▽

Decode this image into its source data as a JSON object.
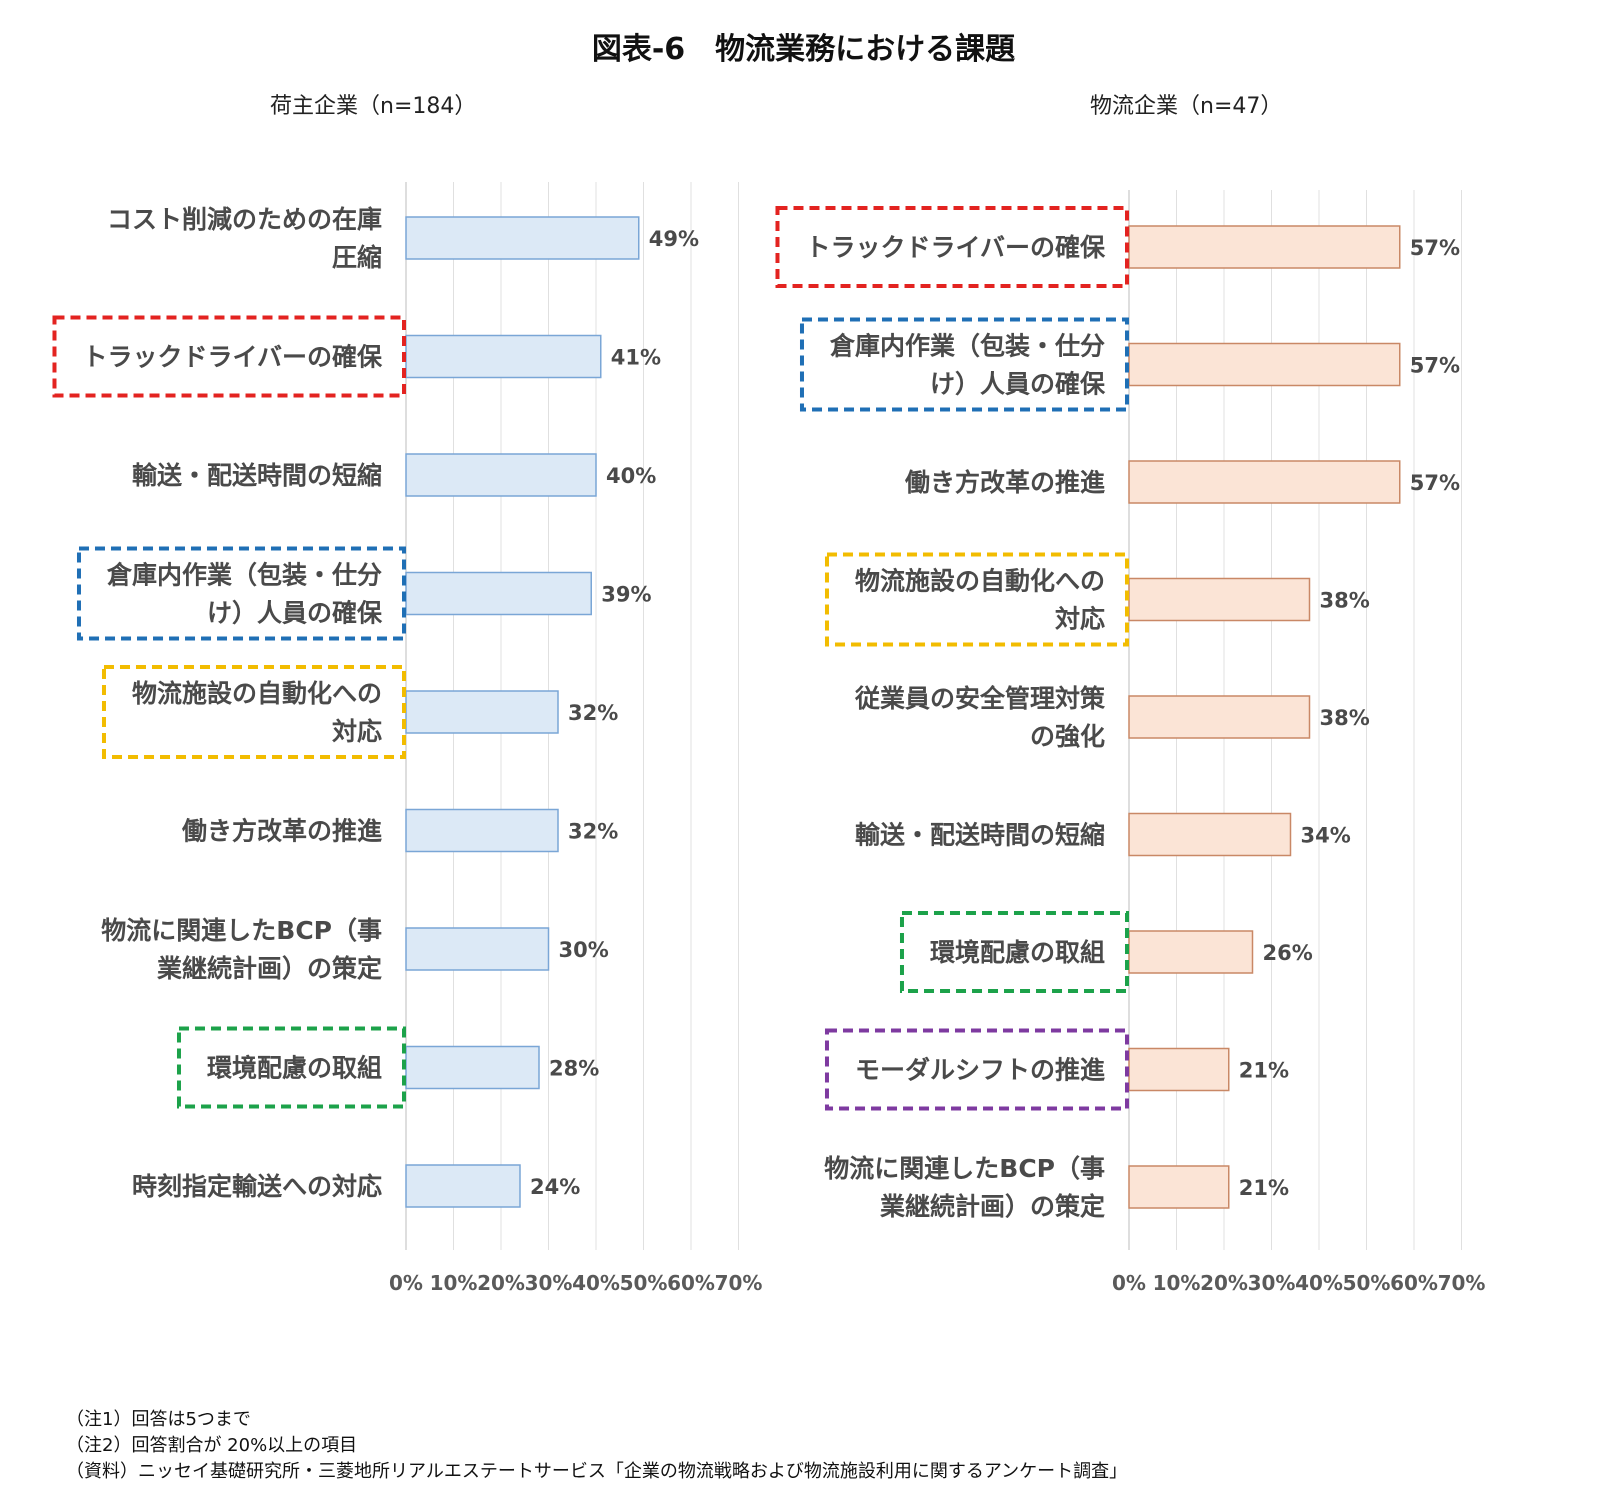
{
  "title": "図表-6　物流業務における課題",
  "chart_data": [
    {
      "type": "bar",
      "orientation": "horizontal",
      "subtitle": "荷主企業（n=184）",
      "bar_color": "#dce9f6",
      "bar_border": "#7aa6d6",
      "xlim": [
        0,
        70
      ],
      "xticks": [
        "0%",
        "10%",
        "20%",
        "30%",
        "40%",
        "50%",
        "60%",
        "70%"
      ],
      "categories": [
        [
          "コスト削減のための在庫",
          "圧縮"
        ],
        [
          "トラックドライバーの確保"
        ],
        [
          "輸送・配送時間の短縮"
        ],
        [
          "倉庫内作業（包装・仕分",
          "け）人員の確保"
        ],
        [
          "物流施設の自動化への",
          "対応"
        ],
        [
          "働き方改革の推進"
        ],
        [
          "物流に関連したBCP（事",
          "業継続計画）の策定"
        ],
        [
          "環境配慮の取組"
        ],
        [
          "時刻指定輸送への対応"
        ]
      ],
      "values": [
        49,
        41,
        40,
        39,
        32,
        32,
        30,
        28,
        24
      ],
      "value_labels": [
        "49%",
        "41%",
        "40%",
        "39%",
        "32%",
        "32%",
        "30%",
        "28%",
        "24%"
      ],
      "highlights": [
        null,
        "#e32320",
        null,
        "#1f6fb5",
        "#f2bc00",
        null,
        null,
        "#1ca24a",
        null
      ]
    },
    {
      "type": "bar",
      "orientation": "horizontal",
      "subtitle": "物流企業（n=47）",
      "bar_color": "#fbe4d6",
      "bar_border": "#c98866",
      "xlim": [
        0,
        70
      ],
      "xticks": [
        "0%",
        "10%",
        "20%",
        "30%",
        "40%",
        "50%",
        "60%",
        "70%"
      ],
      "categories": [
        [
          "トラックドライバーの確保"
        ],
        [
          "倉庫内作業（包装・仕分",
          "け）人員の確保"
        ],
        [
          "働き方改革の推進"
        ],
        [
          "物流施設の自動化への",
          "対応"
        ],
        [
          "従業員の安全管理対策",
          "の強化"
        ],
        [
          "輸送・配送時間の短縮"
        ],
        [
          "環境配慮の取組"
        ],
        [
          "モーダルシフトの推進"
        ],
        [
          "物流に関連したBCP（事",
          "業継続計画）の策定"
        ]
      ],
      "values": [
        57,
        57,
        57,
        38,
        38,
        34,
        26,
        21,
        21
      ],
      "value_labels": [
        "57%",
        "57%",
        "57%",
        "38%",
        "38%",
        "34%",
        "26%",
        "21%",
        "21%"
      ],
      "highlights": [
        "#e32320",
        "#1f6fb5",
        null,
        "#f2bc00",
        null,
        null,
        "#1ca24a",
        "#7e3aa0",
        null
      ]
    }
  ],
  "notes": [
    "（注1）回答は5つまで",
    "（注2）回答割合が 20%以上の項目",
    "（資料）ニッセイ基礎研究所・三菱地所リアルエステートサービス「企業の物流戦略および物流施設利用に関するアンケート調査」"
  ]
}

△

Work to complete> Reproduce every record above exactly, but leave out the pictures.

Correct result>
Decode this image into its source data as a JSON object.
{
  "title": "図表-6　物流業務における課題",
  "chart_data": [
    {
      "type": "bar",
      "orientation": "horizontal",
      "subtitle": "荷主企業（n=184）",
      "bar_color": "#dce9f6",
      "bar_border": "#7aa6d6",
      "xlim": [
        0,
        70
      ],
      "xticks": [
        "0%",
        "10%",
        "20%",
        "30%",
        "40%",
        "50%",
        "60%",
        "70%"
      ],
      "categories": [
        [
          "コスト削減のための在庫",
          "圧縮"
        ],
        [
          "トラックドライバーの確保"
        ],
        [
          "輸送・配送時間の短縮"
        ],
        [
          "倉庫内作業（包装・仕分",
          "け）人員の確保"
        ],
        [
          "物流施設の自動化への",
          "対応"
        ],
        [
          "働き方改革の推進"
        ],
        [
          "物流に関連したBCP（事",
          "業継続計画）の策定"
        ],
        [
          "環境配慮の取組"
        ],
        [
          "時刻指定輸送への対応"
        ]
      ],
      "values": [
        49,
        41,
        40,
        39,
        32,
        32,
        30,
        28,
        24
      ],
      "value_labels": [
        "49%",
        "41%",
        "40%",
        "39%",
        "32%",
        "32%",
        "30%",
        "28%",
        "24%"
      ],
      "highlights": [
        null,
        "#e32320",
        null,
        "#1f6fb5",
        "#f2bc00",
        null,
        null,
        "#1ca24a",
        null
      ]
    },
    {
      "type": "bar",
      "orientation": "horizontal",
      "subtitle": "物流企業（n=47）",
      "bar_color": "#fbe4d6",
      "bar_border": "#c98866",
      "xlim": [
        0,
        70
      ],
      "xticks": [
        "0%",
        "10%",
        "20%",
        "30%",
        "40%",
        "50%",
        "60%",
        "70%"
      ],
      "categories": [
        [
          "トラックドライバーの確保"
        ],
        [
          "倉庫内作業（包装・仕分",
          "け）人員の確保"
        ],
        [
          "働き方改革の推進"
        ],
        [
          "物流施設の自動化への",
          "対応"
        ],
        [
          "従業員の安全管理対策",
          "の強化"
        ],
        [
          "輸送・配送時間の短縮"
        ],
        [
          "環境配慮の取組"
        ],
        [
          "モーダルシフトの推進"
        ],
        [
          "物流に関連したBCP（事",
          "業継続計画）の策定"
        ]
      ],
      "values": [
        57,
        57,
        57,
        38,
        38,
        34,
        26,
        21,
        21
      ],
      "value_labels": [
        "57%",
        "57%",
        "57%",
        "38%",
        "38%",
        "34%",
        "26%",
        "21%",
        "21%"
      ],
      "highlights": [
        "#e32320",
        "#1f6fb5",
        null,
        "#f2bc00",
        null,
        null,
        "#1ca24a",
        "#7e3aa0",
        null
      ]
    }
  ],
  "notes": [
    "（注1）回答は5つまで",
    "（注2）回答割合が 20%以上の項目",
    "（資料）ニッセイ基礎研究所・三菱地所リアルエステートサービス「企業の物流戦略および物流施設利用に関するアンケート調査」"
  ]
}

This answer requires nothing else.